■ TASKS TO PERFORM
A) In the chestnut finishing thread, how long does Steve Neul say either finish would take to fully cure?
B) Repeat everything in the chestnut finishing thread from "Steve thanks for" down to "I am certain.".

■ EXTRACT
- - - - -

# How to finish American Chestnut



## Gotspiccoli (Jun 26, 2013)

So I am almost done with my second commission. The first commission I had was for a pool cue holder. When I asked what kind of finish the person would like he said "get a chestnut stain". So I followed my orders and I must say I hate it. He is happy with it but I hate it. So now I am building a fishing pole holder. This person said "do what you would like". So I decided based on the existing furniture in this house a two toned finish would look really nice. The piece has many levels and depths so I can switch it up to make it look nice with little effort. The question is what sort of finish should I get? I have very minimum experience, I would like to do dark and light two toned, its chestnut, and it is very important that the finish does not effect the fishing poles (smell, color or anything). I assume small amounts of water may come in contact with the finish so that would be important to consider, I also do not have any special tools other then my amazing hands and paint brushes, sponges and cloth. Thoughts?


----------



## Steve Neul (Sep 2, 2011)

I'm guessing you don't like the stripped look like ash. You could use a wood conditioner prior to finishing it to make it stain more uniform. Depending on how dark you want it you might have to use a dye stain to achieve the color with a conditioner on it. Dyes are really better done with a sprayer but if you are going to work it by hand use the dye mixed with water. Then once stained you can finish with a oil based polyurethane if not left in the weather a lot or use a spar varnish. Either finish would take a month to fully cure.


----------



## Gotspiccoli (Jun 26, 2013)

Steve thanks for the info, Honestly I am taking every word you just said and googling it to figure out what you mean lol. It will be a good learning experience for me today. I will get back with more questions I am certain.


----------



## Gotspiccoli (Jun 26, 2013)

Ok so the learning continues! I believe what you mean by the stripped look is where the wood is now. I used a stripper paste and sanded down it down to 100 grit so far. I plan on going to 1000 grit. Problem is that the wood is heavily stained on 1/2 the boards (up towards the trim) and almost clean on the bottom half. So when I strip it there is still a slight color contrast. When I use a basic stain from home depot it tends to hide the contrast which I am fine with. Thank you very much about the part concerning wood conditioner. I had no idea that even existed. I will pick some up tomorrow after work. I am excited to see how it turns out. Thank you also on using the term Spar Varnish. I was unaware of that till I looked it up. I think I have used a Spar Urethane in the past. My memory seems to think that it still holds a bit of a chemical smell to the wood even after time. I am concerned that a Urethane smell may transfer to the fishing line and render the pole essentially useless (I very well maybe looking to much into this) so I was wondering if a wax maybe a smarter move?

Ok so here is my to do list (please let me know if I should change anything)

- - - - -

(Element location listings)
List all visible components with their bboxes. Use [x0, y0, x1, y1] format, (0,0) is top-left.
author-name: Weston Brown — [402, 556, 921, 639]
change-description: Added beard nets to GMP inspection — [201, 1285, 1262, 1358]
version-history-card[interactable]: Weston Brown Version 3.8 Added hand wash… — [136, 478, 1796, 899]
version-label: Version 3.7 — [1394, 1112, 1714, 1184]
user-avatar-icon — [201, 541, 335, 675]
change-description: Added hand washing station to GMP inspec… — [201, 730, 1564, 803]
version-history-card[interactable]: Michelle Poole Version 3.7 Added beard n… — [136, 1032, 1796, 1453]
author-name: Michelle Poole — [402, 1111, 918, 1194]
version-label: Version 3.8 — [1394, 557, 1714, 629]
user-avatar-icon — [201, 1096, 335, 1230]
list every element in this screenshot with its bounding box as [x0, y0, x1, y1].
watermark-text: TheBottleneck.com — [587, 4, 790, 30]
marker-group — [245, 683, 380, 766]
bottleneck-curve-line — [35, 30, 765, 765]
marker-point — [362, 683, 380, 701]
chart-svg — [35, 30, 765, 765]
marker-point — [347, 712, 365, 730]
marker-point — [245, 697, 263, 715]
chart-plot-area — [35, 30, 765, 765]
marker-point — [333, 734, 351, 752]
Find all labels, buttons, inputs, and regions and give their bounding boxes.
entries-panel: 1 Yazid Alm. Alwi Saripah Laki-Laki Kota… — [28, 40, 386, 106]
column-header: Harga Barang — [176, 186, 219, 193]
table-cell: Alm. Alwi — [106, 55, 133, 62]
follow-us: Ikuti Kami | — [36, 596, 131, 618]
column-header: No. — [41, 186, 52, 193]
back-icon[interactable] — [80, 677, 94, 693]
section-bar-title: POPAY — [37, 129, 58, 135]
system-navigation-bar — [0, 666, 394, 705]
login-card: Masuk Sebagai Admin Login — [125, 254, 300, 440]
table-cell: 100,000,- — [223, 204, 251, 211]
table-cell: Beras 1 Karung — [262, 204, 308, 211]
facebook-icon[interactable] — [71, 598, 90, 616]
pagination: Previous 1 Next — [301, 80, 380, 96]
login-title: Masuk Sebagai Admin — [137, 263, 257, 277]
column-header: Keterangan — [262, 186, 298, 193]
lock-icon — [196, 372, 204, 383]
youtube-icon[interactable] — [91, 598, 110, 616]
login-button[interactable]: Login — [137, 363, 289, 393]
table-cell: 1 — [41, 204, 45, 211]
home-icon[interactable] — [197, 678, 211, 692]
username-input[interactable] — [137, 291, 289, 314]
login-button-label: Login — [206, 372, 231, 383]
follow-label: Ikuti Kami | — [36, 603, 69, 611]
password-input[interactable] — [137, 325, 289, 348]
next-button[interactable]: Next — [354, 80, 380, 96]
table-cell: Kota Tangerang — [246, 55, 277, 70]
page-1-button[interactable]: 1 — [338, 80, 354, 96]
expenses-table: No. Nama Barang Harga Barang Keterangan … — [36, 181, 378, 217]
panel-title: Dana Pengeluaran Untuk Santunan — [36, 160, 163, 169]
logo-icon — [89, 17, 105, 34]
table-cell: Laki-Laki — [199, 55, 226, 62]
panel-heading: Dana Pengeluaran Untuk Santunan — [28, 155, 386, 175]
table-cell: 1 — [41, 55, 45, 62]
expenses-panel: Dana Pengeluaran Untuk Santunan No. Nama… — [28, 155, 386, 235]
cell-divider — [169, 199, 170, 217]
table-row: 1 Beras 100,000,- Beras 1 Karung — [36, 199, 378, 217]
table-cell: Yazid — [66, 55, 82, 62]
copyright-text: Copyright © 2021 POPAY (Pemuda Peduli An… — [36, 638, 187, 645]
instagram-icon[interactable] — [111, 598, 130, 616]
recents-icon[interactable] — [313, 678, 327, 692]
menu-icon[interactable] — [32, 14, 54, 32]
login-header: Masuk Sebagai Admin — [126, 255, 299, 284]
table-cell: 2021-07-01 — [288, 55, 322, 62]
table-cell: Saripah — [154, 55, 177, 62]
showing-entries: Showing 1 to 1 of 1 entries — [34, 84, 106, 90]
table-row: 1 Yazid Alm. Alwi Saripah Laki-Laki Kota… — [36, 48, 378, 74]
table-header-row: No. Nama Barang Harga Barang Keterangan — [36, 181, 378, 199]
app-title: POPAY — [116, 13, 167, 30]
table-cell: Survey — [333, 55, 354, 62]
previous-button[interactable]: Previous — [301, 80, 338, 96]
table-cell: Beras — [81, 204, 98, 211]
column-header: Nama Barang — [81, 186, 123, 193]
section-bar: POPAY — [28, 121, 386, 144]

- - - - -

■ TASK-BY-TASK RESULTS
A) A month.

B)
Steve thanks for the info, Honestly I am taking every word you just said and googling it to figure out what you mean lol. It will be a good learning experience for me today. I will get back with more questions I am certain.